Rows from a figure dataset
* * * * * * *

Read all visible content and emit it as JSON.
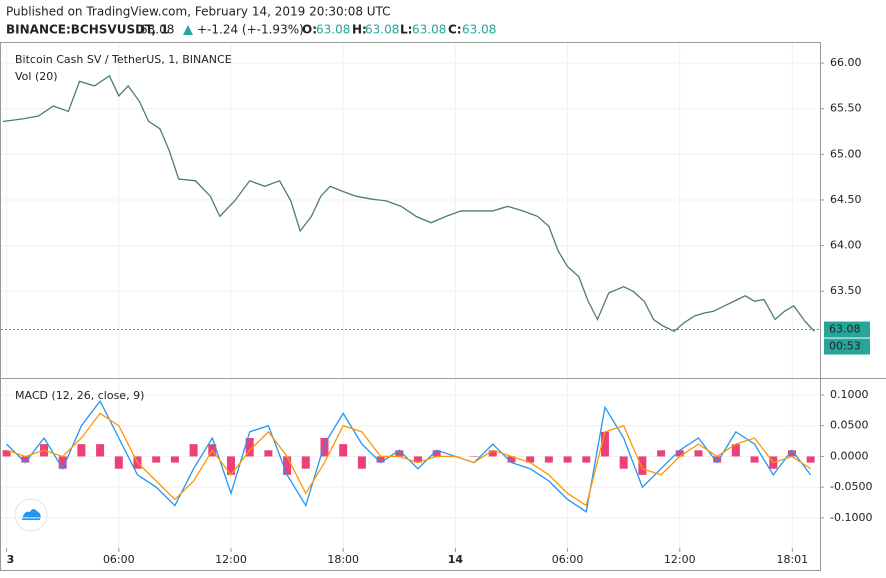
{
  "header": {
    "published": "Published on TradingView.com, February 14, 2019 20:30:08 UTC",
    "symbol": "BINANCE:BCHSVUSDT, 1",
    "last": 63.08,
    "change": "+-1.24 (+-1.93%)",
    "open_label": "O:",
    "open": 63.08,
    "high_label": "H:",
    "high": 63.08,
    "low_label": "L:",
    "low": 63.08,
    "close_label": "C:",
    "close": 63.08
  },
  "chart_data": [
    {
      "type": "line",
      "title": "Bitcoin Cash SV / TetherUS, 1, BINANCE",
      "subtitle": "Vol (20)",
      "xlim": [
        -0.3,
        43.5
      ],
      "ylim": [
        62.56,
        66.22
      ],
      "yticks": [
        {
          "value": 63.5,
          "label": "63.50"
        },
        {
          "value": 64,
          "label": "64.00"
        },
        {
          "value": 64.5,
          "label": "64.50"
        },
        {
          "value": 65,
          "label": "65.00"
        },
        {
          "value": 65.5,
          "label": "65.50"
        },
        {
          "value": 66,
          "label": "66.00"
        }
      ],
      "grid": true,
      "last_price": {
        "value": 63.08,
        "label": "63.08",
        "countdown": "00:53",
        "color": "#26a69a"
      },
      "series": [
        {
          "name": "BCHSVUSDT",
          "color": "#4d7d6e",
          "x": [
            -0.2,
            0.9,
            1.7,
            2.5,
            3.3,
            3.9,
            4.7,
            5.5,
            6.0,
            6.5,
            7.1,
            7.6,
            8.2,
            8.7,
            9.2,
            10.1,
            10.9,
            11.4,
            12.2,
            13.0,
            13.8,
            14.6,
            15.2,
            15.7,
            16.3,
            16.8,
            17.3,
            17.9,
            18.7,
            19.5,
            20.3,
            21.1,
            21.9,
            22.7,
            23.5,
            24.3,
            25.1,
            26.0,
            26.8,
            27.6,
            28.4,
            29.0,
            29.5,
            30.0,
            30.6,
            31.1,
            31.6,
            32.2,
            33.0,
            33.5,
            34.1,
            34.6,
            35.1,
            35.7,
            36.2,
            36.8,
            37.3,
            37.8,
            38.4,
            38.9,
            39.5,
            40.0,
            40.5,
            41.1,
            41.6,
            42.1,
            42.7,
            43.2
          ],
          "values": [
            65.36,
            65.39,
            65.42,
            65.53,
            65.47,
            65.8,
            65.75,
            65.86,
            65.64,
            65.75,
            65.58,
            65.36,
            65.28,
            65.04,
            64.73,
            64.71,
            64.54,
            64.32,
            64.49,
            64.71,
            64.65,
            64.71,
            64.49,
            64.16,
            64.32,
            64.54,
            64.65,
            64.6,
            64.54,
            64.51,
            64.49,
            64.43,
            64.32,
            64.25,
            64.32,
            64.38,
            64.38,
            64.38,
            64.43,
            64.38,
            64.32,
            64.21,
            63.94,
            63.77,
            63.66,
            63.39,
            63.19,
            63.48,
            63.55,
            63.5,
            63.39,
            63.19,
            63.12,
            63.06,
            63.15,
            63.23,
            63.26,
            63.28,
            63.34,
            63.39,
            63.45,
            63.39,
            63.41,
            63.19,
            63.28,
            63.34,
            63.17,
            63.06
          ]
        }
      ]
    },
    {
      "type": "macd",
      "title": "MACD (12, 26, close, 9)",
      "xlim": [
        -0.3,
        43.5
      ],
      "ylim": [
        -0.149,
        0.126
      ],
      "xticks": [
        {
          "value": 0,
          "label": "3"
        },
        {
          "value": 6,
          "label": "06:00"
        },
        {
          "value": 12,
          "label": "12:00"
        },
        {
          "value": 18,
          "label": "18:00"
        },
        {
          "value": 24,
          "label": "14"
        },
        {
          "value": 30,
          "label": "06:00"
        },
        {
          "value": 36,
          "label": "12:00"
        },
        {
          "value": 42.02,
          "label": "18:01"
        }
      ],
      "yticks": [
        {
          "value": -0.1,
          "label": "-0.1000"
        },
        {
          "value": -0.05,
          "label": "-0.0500"
        },
        {
          "value": 0,
          "label": "0.0000"
        },
        {
          "value": 0.05,
          "label": "0.0500"
        },
        {
          "value": 0.1,
          "label": "0.1000"
        }
      ],
      "grid": true,
      "x": [
        0,
        1,
        2,
        3,
        4,
        5,
        6,
        7,
        8,
        9,
        10,
        11,
        12,
        13,
        14,
        15,
        16,
        17,
        18,
        19,
        20,
        21,
        22,
        23,
        24,
        25,
        26,
        27,
        28,
        29,
        30,
        31,
        32,
        33,
        34,
        35,
        36,
        37,
        38,
        39,
        40,
        41,
        42,
        43
      ],
      "series": [
        {
          "name": "Histogram",
          "color": "#e91e63",
          "kind": "histogram",
          "values": [
            0.01,
            -0.01,
            0.02,
            -0.02,
            0.02,
            0.02,
            -0.02,
            -0.02,
            -0.01,
            -0.01,
            0.02,
            0.02,
            -0.03,
            0.03,
            0.01,
            -0.03,
            -0.02,
            0.03,
            0.02,
            -0.02,
            -0.01,
            0.01,
            -0.01,
            0.01,
            0.0,
            0.0,
            0.01,
            -0.01,
            -0.01,
            -0.01,
            -0.01,
            -0.01,
            0.04,
            -0.02,
            -0.03,
            0.01,
            0.01,
            0.01,
            -0.01,
            0.02,
            -0.01,
            -0.02,
            0.01,
            -0.01
          ]
        },
        {
          "name": "MACD",
          "color": "#2196f3",
          "kind": "line",
          "values": [
            0.02,
            -0.01,
            0.03,
            -0.02,
            0.05,
            0.09,
            0.03,
            -0.03,
            -0.05,
            -0.08,
            -0.02,
            0.03,
            -0.06,
            0.04,
            0.05,
            -0.03,
            -0.08,
            0.02,
            0.07,
            0.02,
            -0.01,
            0.01,
            -0.02,
            0.01,
            0.0,
            -0.01,
            0.02,
            -0.01,
            -0.02,
            -0.04,
            -0.07,
            -0.09,
            0.08,
            0.03,
            -0.05,
            -0.02,
            0.01,
            0.03,
            -0.01,
            0.04,
            0.02,
            -0.03,
            0.01,
            -0.03
          ]
        },
        {
          "name": "Signal",
          "color": "#ff9800",
          "kind": "line",
          "values": [
            0.01,
            0.0,
            0.01,
            0.0,
            0.03,
            0.07,
            0.05,
            -0.01,
            -0.04,
            -0.07,
            -0.04,
            0.01,
            -0.03,
            0.01,
            0.04,
            0.0,
            -0.06,
            -0.01,
            0.05,
            0.04,
            0.0,
            0.0,
            -0.01,
            0.0,
            0.0,
            -0.01,
            0.01,
            0.0,
            -0.01,
            -0.03,
            -0.06,
            -0.08,
            0.04,
            0.05,
            -0.02,
            -0.03,
            0.0,
            0.02,
            0.0,
            0.02,
            0.03,
            -0.01,
            0.0,
            -0.02
          ]
        }
      ]
    }
  ]
}
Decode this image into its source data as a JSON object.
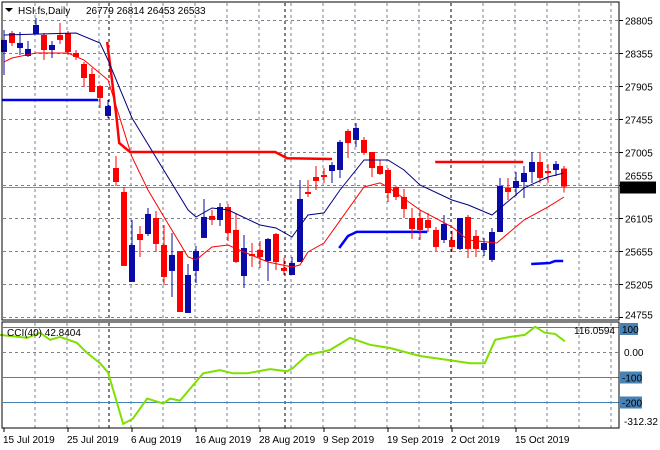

* * * * * * *

:: Stated problem ::
Transcribe each line above verbatim, with the pictures left out.

:: Answer to this exercise ::
Read all visible content and emit it as JSON.
{
  "header": {
    "published": "Published on TradingView.com, February 14, 2019 20:30:08 UTC",
    "symbol": "BINANCE:BCHSVUSDT, 1",
    "last": 63.08,
    "change": "+-1.24 (+-1.93%)",
    "open_label": "O:",
    "open": 63.08,
    "high_label": "H:",
    "high": 63.08,
    "low_label": "L:",
    "low": 63.08,
    "close_label": "C:",
    "close": 63.08
  },
  "chart_data": [
    {
      "type": "line",
      "title": "Bitcoin Cash SV / TetherUS, 1, BINANCE",
      "subtitle": "Vol (20)",
      "xlim": [
        -0.3,
        43.5
      ],
      "ylim": [
        62.56,
        66.22
      ],
      "yticks": [
        {
          "value": 63.5,
          "label": "63.50"
        },
        {
          "value": 64,
          "label": "64.00"
        },
        {
          "value": 64.5,
          "label": "64.50"
        },
        {
          "value": 65,
          "label": "65.00"
        },
        {
          "value": 65.5,
          "label": "65.50"
        },
        {
          "value": 66,
          "label": "66.00"
        }
      ],
      "grid": true,
      "last_price": {
        "value": 63.08,
        "label": "63.08",
        "countdown": "00:53",
        "color": "#26a69a"
      },
      "series": [
        {
          "name": "BCHSVUSDT",
          "color": "#4d7d6e",
          "x": [
            -0.2,
            0.9,
            1.7,
            2.5,
            3.3,
            3.9,
            4.7,
            5.5,
            6.0,
            6.5,
            7.1,
            7.6,
            8.2,
            8.7,
            9.2,
            10.1,
            10.9,
            11.4,
            12.2,
            13.0,
            13.8,
            14.6,
            15.2,
            15.7,
            16.3,
            16.8,
            17.3,
            17.9,
            18.7,
            19.5,
            20.3,
            21.1,
            21.9,
            22.7,
            23.5,
            24.3,
            25.1,
            26.0,
            26.8,
            27.6,
            28.4,
            29.0,
            29.5,
            30.0,
            30.6,
            31.1,
            31.6,
            32.2,
            33.0,
            33.5,
            34.1,
            34.6,
            35.1,
            35.7,
            36.2,
            36.8,
            37.3,
            37.8,
            38.4,
            38.9,
            39.5,
            40.0,
            40.5,
            41.1,
            41.6,
            42.1,
            42.7,
            43.2
          ],
          "values": [
            65.36,
            65.39,
            65.42,
            65.53,
            65.47,
            65.8,
            65.75,
            65.86,
            65.64,
            65.75,
            65.58,
            65.36,
            65.28,
            65.04,
            64.73,
            64.71,
            64.54,
            64.32,
            64.49,
            64.71,
            64.65,
            64.71,
            64.49,
            64.16,
            64.32,
            64.54,
            64.65,
            64.6,
            64.54,
            64.51,
            64.49,
            64.43,
            64.32,
            64.25,
            64.32,
            64.38,
            64.38,
            64.38,
            64.43,
            64.38,
            64.32,
            64.21,
            63.94,
            63.77,
            63.66,
            63.39,
            63.19,
            63.48,
            63.55,
            63.5,
            63.39,
            63.19,
            63.12,
            63.06,
            63.15,
            63.23,
            63.26,
            63.28,
            63.34,
            63.39,
            63.45,
            63.39,
            63.41,
            63.19,
            63.28,
            63.34,
            63.17,
            63.06
          ]
        }
      ]
    },
    {
      "type": "macd",
      "title": "MACD (12, 26, close, 9)",
      "xlim": [
        -0.3,
        43.5
      ],
      "ylim": [
        -0.149,
        0.126
      ],
      "xticks": [
        {
          "value": 0,
          "label": "3"
        },
        {
          "value": 6,
          "label": "06:00"
        },
        {
          "value": 12,
          "label": "12:00"
        },
        {
          "value": 18,
          "label": "18:00"
        },
        {
          "value": 24,
          "label": "14"
        },
        {
          "value": 30,
          "label": "06:00"
        },
        {
          "value": 36,
          "label": "12:00"
        },
        {
          "value": 42.02,
          "label": "18:01"
        }
      ],
      "yticks": [
        {
          "value": -0.1,
          "label": "-0.1000"
        },
        {
          "value": -0.05,
          "label": "-0.0500"
        },
        {
          "value": 0,
          "label": "0.0000"
        },
        {
          "value": 0.05,
          "label": "0.0500"
        },
        {
          "value": 0.1,
          "label": "0.1000"
        }
      ],
      "grid": true,
      "x": [
        0,
        1,
        2,
        3,
        4,
        5,
        6,
        7,
        8,
        9,
        10,
        11,
        12,
        13,
        14,
        15,
        16,
        17,
        18,
        19,
        20,
        21,
        22,
        23,
        24,
        25,
        26,
        27,
        28,
        29,
        30,
        31,
        32,
        33,
        34,
        35,
        36,
        37,
        38,
        39,
        40,
        41,
        42,
        43
      ],
      "series": [
        {
          "name": "Histogram",
          "color": "#e91e63",
          "kind": "histogram",
          "values": [
            0.01,
            -0.01,
            0.02,
            -0.02,
            0.02,
            0.02,
            -0.02,
            -0.02,
            -0.01,
            -0.01,
            0.02,
            0.02,
            -0.03,
            0.03,
            0.01,
            -0.03,
            -0.02,
            0.03,
            0.02,
            -0.02,
            -0.01,
            0.01,
            -0.01,
            0.01,
            0.0,
            0.0,
            0.01,
            -0.01,
            -0.01,
            -0.01,
            -0.01,
            -0.01,
            0.04,
            -0.02,
            -0.03,
            0.01,
            0.01,
            0.01,
            -0.01,
            0.02,
            -0.01,
            -0.02,
            0.01,
            -0.01
          ]
        },
        {
          "name": "MACD",
          "color": "#2196f3",
          "kind": "line",
          "values": [
            0.02,
            -0.01,
            0.03,
            -0.02,
            0.05,
            0.09,
            0.03,
            -0.03,
            -0.05,
            -0.08,
            -0.02,
            0.03,
            -0.06,
            0.04,
            0.05,
            -0.03,
            -0.08,
            0.02,
            0.07,
            0.02,
            -0.01,
            0.01,
            -0.02,
            0.01,
            0.0,
            -0.01,
            0.02,
            -0.01,
            -0.02,
            -0.04,
            -0.07,
            -0.09,
            0.08,
            0.03,
            -0.05,
            -0.02,
            0.01,
            0.03,
            -0.01,
            0.04,
            0.02,
            -0.03,
            0.01,
            -0.03
          ]
        },
        {
          "name": "Signal",
          "color": "#ff9800",
          "kind": "line",
          "values": [
            0.01,
            0.0,
            0.01,
            0.0,
            0.03,
            0.07,
            0.05,
            -0.01,
            -0.04,
            -0.07,
            -0.04,
            0.01,
            -0.03,
            0.01,
            0.04,
            0.0,
            -0.06,
            -0.01,
            0.05,
            0.04,
            0.0,
            0.0,
            -0.01,
            0.0,
            0.0,
            -0.01,
            0.01,
            0.0,
            -0.01,
            -0.03,
            -0.06,
            -0.08,
            0.04,
            0.05,
            -0.02,
            -0.03,
            0.0,
            0.02,
            0.0,
            0.02,
            0.03,
            -0.01,
            0.0,
            -0.02
          ]
        }
      ]
    }
  ]
}
Decode this image into its source data as a JSON object.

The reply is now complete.